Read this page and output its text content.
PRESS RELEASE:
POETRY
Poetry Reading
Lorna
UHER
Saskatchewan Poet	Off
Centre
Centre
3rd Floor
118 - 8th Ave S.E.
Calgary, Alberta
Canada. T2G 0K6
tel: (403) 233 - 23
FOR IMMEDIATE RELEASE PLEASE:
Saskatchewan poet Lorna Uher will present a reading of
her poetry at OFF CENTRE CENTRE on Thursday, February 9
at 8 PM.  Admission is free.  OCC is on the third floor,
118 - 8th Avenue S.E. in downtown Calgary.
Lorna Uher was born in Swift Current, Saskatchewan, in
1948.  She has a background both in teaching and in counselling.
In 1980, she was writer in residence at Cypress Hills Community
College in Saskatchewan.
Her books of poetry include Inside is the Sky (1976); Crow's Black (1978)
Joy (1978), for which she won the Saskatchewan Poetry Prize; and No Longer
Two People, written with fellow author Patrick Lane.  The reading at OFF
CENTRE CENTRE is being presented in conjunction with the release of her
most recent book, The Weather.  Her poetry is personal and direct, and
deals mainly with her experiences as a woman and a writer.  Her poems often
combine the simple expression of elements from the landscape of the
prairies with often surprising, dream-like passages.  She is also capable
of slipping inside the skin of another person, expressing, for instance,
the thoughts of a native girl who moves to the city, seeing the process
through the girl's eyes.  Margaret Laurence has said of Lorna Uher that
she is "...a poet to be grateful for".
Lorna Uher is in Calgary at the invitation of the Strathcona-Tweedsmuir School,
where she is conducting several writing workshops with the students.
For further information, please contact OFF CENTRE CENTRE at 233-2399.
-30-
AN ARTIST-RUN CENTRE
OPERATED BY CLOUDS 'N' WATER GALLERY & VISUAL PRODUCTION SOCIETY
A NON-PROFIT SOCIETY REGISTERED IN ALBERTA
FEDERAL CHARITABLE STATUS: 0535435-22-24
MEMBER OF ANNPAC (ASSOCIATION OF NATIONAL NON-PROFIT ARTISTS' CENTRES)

§ §

Set down the entries verbatim, leaving none out.

# The answer:
Read this page and output its text content.
PRESS RELEASE:
POETRY
Poetry Reading
Lorna
UHER
Saskatchewan Poet	Off
Centre
Centre
3rd Floor
118 - 8th Ave S.E.
Calgary, Alberta
Canada. T2G 0K6
tel: (403) 233 - 23
FOR IMMEDIATE RELEASE PLEASE:
Saskatchewan poet Lorna Uher will present a reading of
her poetry at OFF CENTRE CENTRE on Thursday, February 9
at 8 PM.  Admission is free.  OCC is on the third floor,
118 - 8th Avenue S.E. in downtown Calgary.
Lorna Uher was born in Swift Current, Saskatchewan, in
1948.  She has a background both in teaching and in counselling.
In 1980, she was writer in residence at Cypress Hills Community
College in Saskatchewan.
Her books of poetry include Inside is the Sky (1976); Crow's Black (1978)
Joy (1978), for which she won the Saskatchewan Poetry Prize; and No Longer
Two People, written with fellow author Patrick Lane.  The reading at OFF
CENTRE CENTRE is being presented in conjunction with the release of her
most recent book, The Weather.  Her poetry is personal and direct, and
deals mainly with her experiences as a woman and a writer.  Her poems often
combine the simple expression of elements from the landscape of the
prairies with often surprising, dream-like passages.  She is also capable
of slipping inside the skin of another person, expressing, for instance,
the thoughts of a native girl who moves to the city, seeing the process
through the girl's eyes.  Margaret Laurence has said of Lorna Uher that
she is "...a poet to be grateful for".
Lorna Uher is in Calgary at the invitation of the Strathcona-Tweedsmuir School,
where she is conducting several writing workshops with the students.
For further information, please contact OFF CENTRE CENTRE at 233-2399.
-30-
AN ARTIST-RUN CENTRE
OPERATED BY CLOUDS 'N' WATER GALLERY & VISUAL PRODUCTION SOCIETY
A NON-PROFIT SOCIETY REGISTERED IN ALBERTA
FEDERAL CHARITABLE STATUS: 0535435-22-24
MEMBER OF ANNPAC (ASSOCIATION OF NATIONAL NON-PROFIT ARTISTS' CENTRES)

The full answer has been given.